## RECORD EXCERPTS
☆ ☆ ☆ ☆ ☆ ☆ ☆
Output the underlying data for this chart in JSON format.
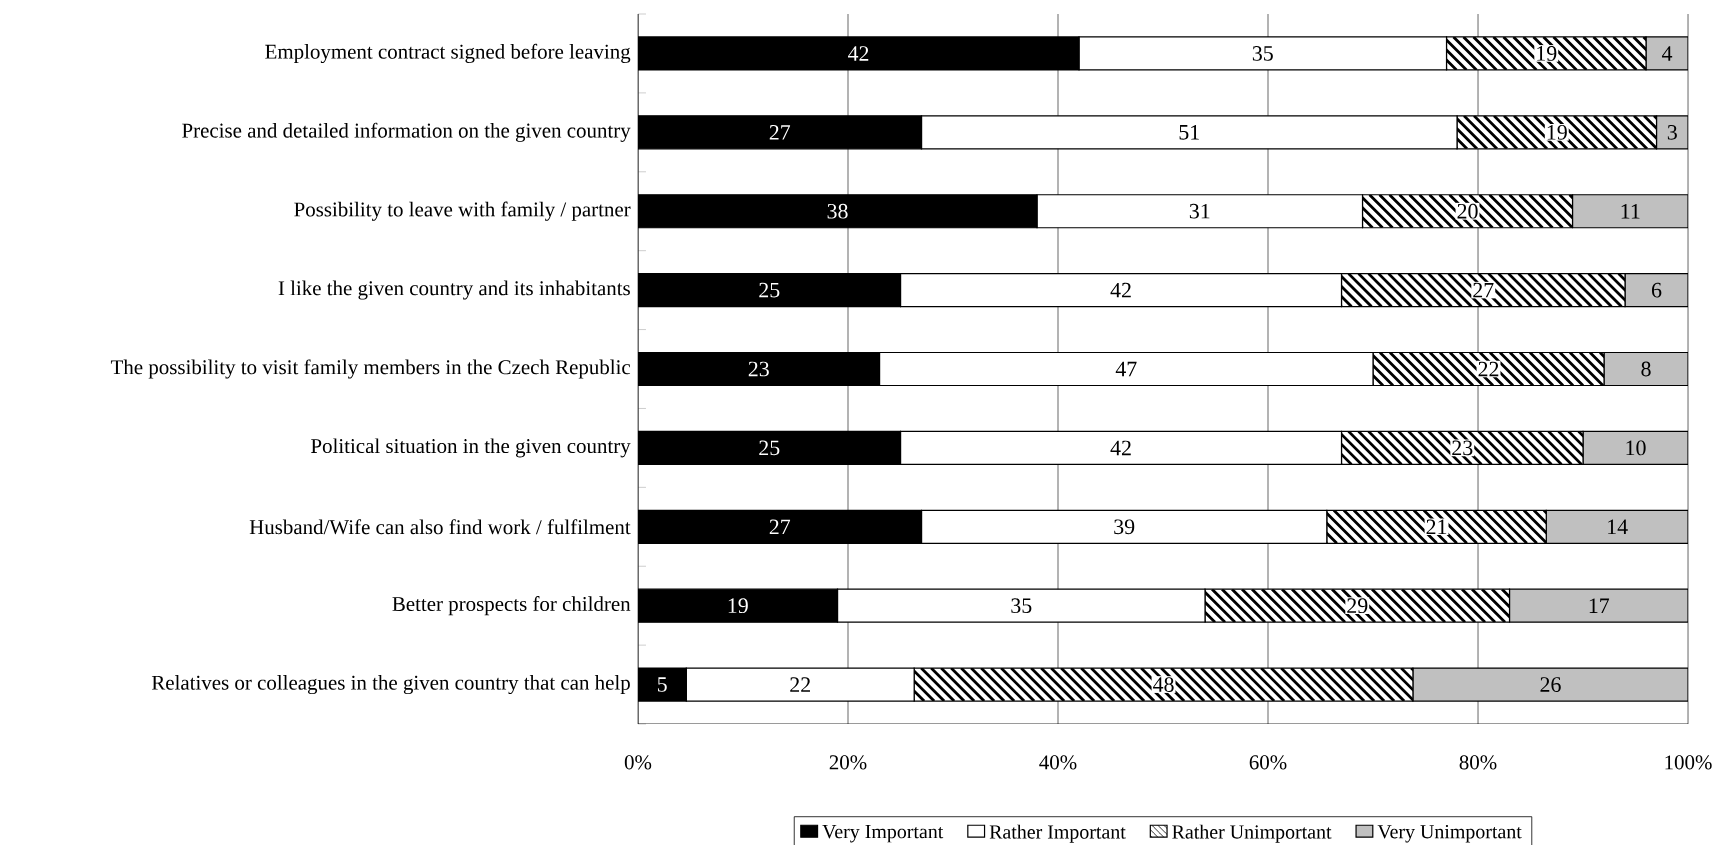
{
  "chart_data": {
    "type": "bar",
    "orientation": "horizontal",
    "stacked": true,
    "grid": "x",
    "legend": "bottom",
    "categories": [
      "Employment contract signed before leaving",
      "Precise and detailed information on the given country",
      "Possibility to leave with family / partner",
      "I like the given country and its inhabitants",
      "The possibility to visit family members in the Czech Republic",
      "Political situation in the given country",
      "Husband/Wife can also find work / fulfilment",
      "Better prospects for children",
      "Relatives or colleagues in the given country that can help"
    ],
    "series": [
      {
        "name": "Very Important",
        "color": "#000000",
        "values": [
          42,
          27,
          38,
          25,
          23,
          25,
          27,
          19,
          4.6
        ],
        "value_labels": [
          "42",
          "27",
          "38",
          "25",
          "23",
          "25",
          "27",
          "19",
          "5"
        ]
      },
      {
        "name": "Rather Important",
        "color": "#ffffff",
        "values": [
          35,
          51,
          31,
          42,
          47,
          42,
          38.6,
          35,
          21.7
        ],
        "value_labels": [
          "35",
          "51",
          "31",
          "42",
          "47",
          "42",
          "39",
          "35",
          "22"
        ]
      },
      {
        "name": "Rather Unimportant",
        "color": "#000000",
        "values": [
          19,
          19,
          20,
          27,
          22,
          23,
          20.9,
          29,
          47.5
        ],
        "value_labels": [
          "19",
          "19",
          "20",
          "27",
          "22",
          "23",
          "21",
          "29",
          "48"
        ]
      },
      {
        "name": "Very Unimportant",
        "color": "#c0c0c0",
        "values": [
          4,
          3,
          11,
          6,
          8,
          10,
          13.5,
          17,
          26.2
        ],
        "value_labels": [
          "4",
          "3",
          "11",
          "6",
          "8",
          "10",
          "14",
          "17",
          "26"
        ]
      }
    ],
    "xlim": [
      0,
      100
    ],
    "xticks": [
      {
        "value": 0,
        "label": "0%"
      },
      {
        "value": 20,
        "label": "20%"
      },
      {
        "value": 40,
        "label": "40%"
      },
      {
        "value": 60,
        "label": "60%"
      },
      {
        "value": 80,
        "label": "80%"
      },
      {
        "value": 100,
        "label": "100%"
      }
    ]
  }
}
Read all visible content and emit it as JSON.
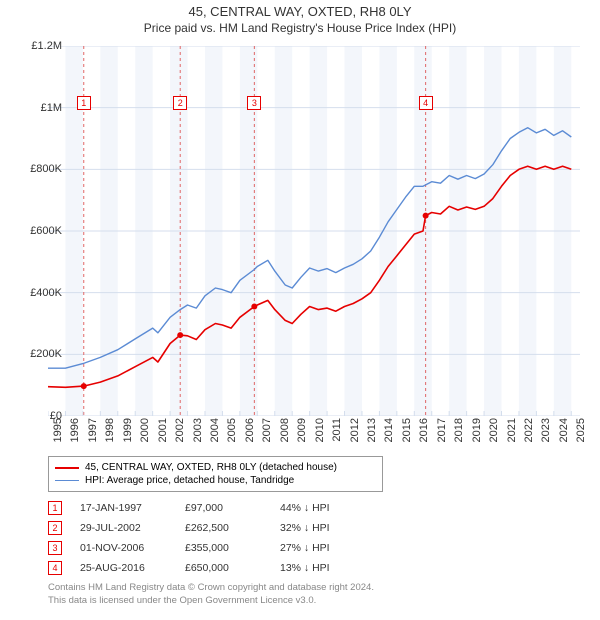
☆ ☆ ☆ ☆ ☆ ☆ ☆
## WHAT THE TASK ASKS
Show each line in the entries that holds the string "Very".

## RESULT
        "name": "Very Important",
        "name": "Very Unimportant",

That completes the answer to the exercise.